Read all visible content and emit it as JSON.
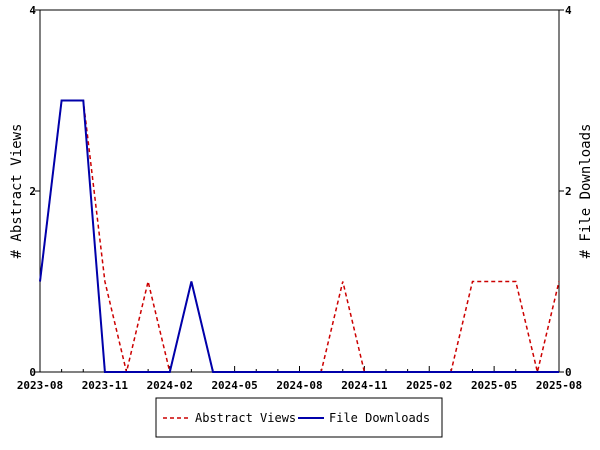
{
  "chart_data": {
    "type": "line",
    "x": [
      "2023-08",
      "2023-09",
      "2023-10",
      "2023-11",
      "2023-12",
      "2024-01",
      "2024-02",
      "2024-03",
      "2024-04",
      "2024-05",
      "2024-06",
      "2024-07",
      "2024-08",
      "2024-09",
      "2024-10",
      "2024-11",
      "2024-12",
      "2025-01",
      "2025-02",
      "2025-03",
      "2025-04",
      "2025-05",
      "2025-06",
      "2025-07",
      "2025-08"
    ],
    "x_tick_labels": [
      "2023-08",
      "2023-11",
      "2024-02",
      "2024-05",
      "2024-08",
      "2024-11",
      "2025-02",
      "2025-05",
      "2025-08"
    ],
    "y_left": {
      "label": "# Abstract Views",
      "ticks": [
        "0",
        "2",
        "4"
      ],
      "range": [
        0,
        4
      ]
    },
    "y_right": {
      "label": "# File Downloads",
      "ticks": [
        "0",
        "2",
        "4"
      ],
      "range": [
        0,
        4
      ]
    },
    "series": [
      {
        "name": "Abstract Views",
        "axis": "left",
        "color": "#cc0000",
        "style": "dashed",
        "values": [
          1,
          3,
          3,
          1,
          0,
          1,
          0,
          1,
          0,
          0,
          0,
          0,
          0,
          0,
          1,
          0,
          0,
          0,
          0,
          0,
          1,
          1,
          1,
          0,
          1
        ]
      },
      {
        "name": "File Downloads",
        "axis": "right",
        "color": "#0000aa",
        "style": "solid",
        "values": [
          1,
          3,
          3,
          0,
          0,
          0,
          0,
          1,
          0,
          0,
          0,
          0,
          0,
          0,
          0,
          0,
          0,
          0,
          0,
          0,
          0,
          0,
          0,
          0,
          0
        ]
      }
    ],
    "legend": {
      "placement": "bottom-center"
    },
    "grid": false
  }
}
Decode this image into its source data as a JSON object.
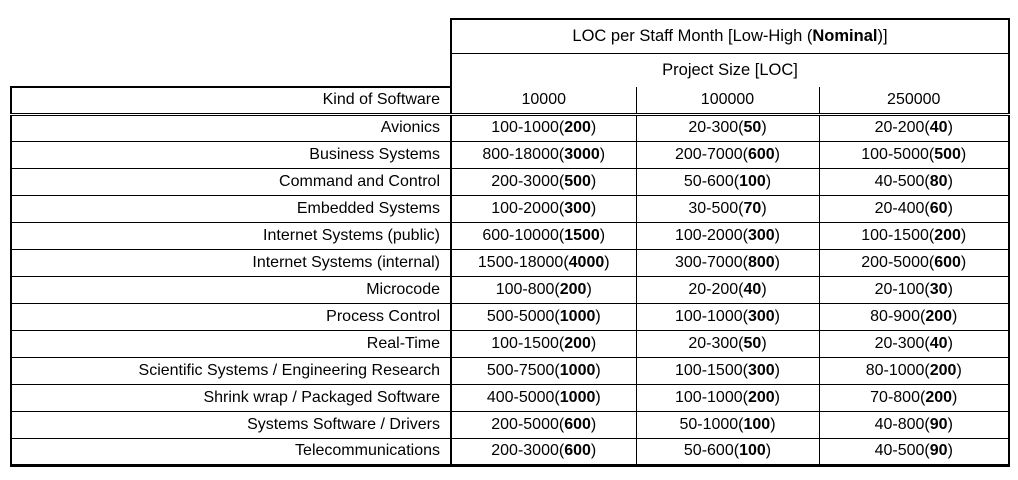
{
  "table": {
    "title": {
      "prefix": "LOC per Staff Month [Low-High (",
      "bold": "Nominal",
      "suffix": ")]"
    },
    "subtitle": "Project Size [LOC]",
    "corner_header": "Kind of Software",
    "size_columns": [
      "10000",
      "100000",
      "250000"
    ],
    "rows": [
      {
        "label": "Avionics",
        "cells": [
          {
            "low_high": "100-1000",
            "nominal": "200"
          },
          {
            "low_high": "20-300",
            "nominal": "50"
          },
          {
            "low_high": "20-200",
            "nominal": "40"
          }
        ]
      },
      {
        "label": "Business Systems",
        "cells": [
          {
            "low_high": "800-18000",
            "nominal": "3000"
          },
          {
            "low_high": "200-7000",
            "nominal": "600"
          },
          {
            "low_high": "100-5000",
            "nominal": "500"
          }
        ]
      },
      {
        "label": "Command and Control",
        "cells": [
          {
            "low_high": "200-3000",
            "nominal": "500"
          },
          {
            "low_high": "50-600",
            "nominal": "100"
          },
          {
            "low_high": "40-500",
            "nominal": "80"
          }
        ]
      },
      {
        "label": "Embedded Systems",
        "cells": [
          {
            "low_high": "100-2000",
            "nominal": "300"
          },
          {
            "low_high": "30-500",
            "nominal": "70"
          },
          {
            "low_high": "20-400",
            "nominal": "60"
          }
        ]
      },
      {
        "label": "Internet Systems (public)",
        "cells": [
          {
            "low_high": "600-10000",
            "nominal": "1500"
          },
          {
            "low_high": "100-2000",
            "nominal": "300"
          },
          {
            "low_high": "100-1500",
            "nominal": "200"
          }
        ]
      },
      {
        "label": "Internet Systems (internal)",
        "cells": [
          {
            "low_high": "1500-18000",
            "nominal": "4000"
          },
          {
            "low_high": "300-7000",
            "nominal": "800"
          },
          {
            "low_high": "200-5000",
            "nominal": "600"
          }
        ]
      },
      {
        "label": "Microcode",
        "cells": [
          {
            "low_high": "100-800",
            "nominal": "200"
          },
          {
            "low_high": "20-200",
            "nominal": "40"
          },
          {
            "low_high": "20-100",
            "nominal": "30"
          }
        ]
      },
      {
        "label": "Process Control",
        "cells": [
          {
            "low_high": "500-5000",
            "nominal": "1000"
          },
          {
            "low_high": "100-1000",
            "nominal": "300"
          },
          {
            "low_high": "80-900",
            "nominal": "200"
          }
        ]
      },
      {
        "label": "Real-Time",
        "cells": [
          {
            "low_high": "100-1500",
            "nominal": "200"
          },
          {
            "low_high": "20-300",
            "nominal": "50"
          },
          {
            "low_high": "20-300",
            "nominal": "40"
          }
        ]
      },
      {
        "label": "Scientific Systems / Engineering Research",
        "cells": [
          {
            "low_high": "500-7500",
            "nominal": "1000"
          },
          {
            "low_high": "100-1500",
            "nominal": "300"
          },
          {
            "low_high": "80-1000",
            "nominal": "200"
          }
        ]
      },
      {
        "label": "Shrink wrap / Packaged Software",
        "cells": [
          {
            "low_high": "400-5000",
            "nominal": "1000"
          },
          {
            "low_high": "100-1000",
            "nominal": "200"
          },
          {
            "low_high": "70-800",
            "nominal": "200"
          }
        ]
      },
      {
        "label": "Systems Software / Drivers",
        "cells": [
          {
            "low_high": "200-5000",
            "nominal": "600"
          },
          {
            "low_high": "50-1000",
            "nominal": "100"
          },
          {
            "low_high": "40-800",
            "nominal": "90"
          }
        ]
      },
      {
        "label": "Telecommunications",
        "cells": [
          {
            "low_high": "200-3000",
            "nominal": "600"
          },
          {
            "low_high": "50-600",
            "nominal": "100"
          },
          {
            "low_high": "40-500",
            "nominal": "90"
          }
        ]
      }
    ]
  }
}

◇ ◇ ◇ ◇

Problem: Copy each line of the listing that contains the string "Software".

Response to this task:
    "corner_header": "Kind of Software",
        "label": "Shrink wrap / Packaged Software",
        "label": "Systems Software / Drivers",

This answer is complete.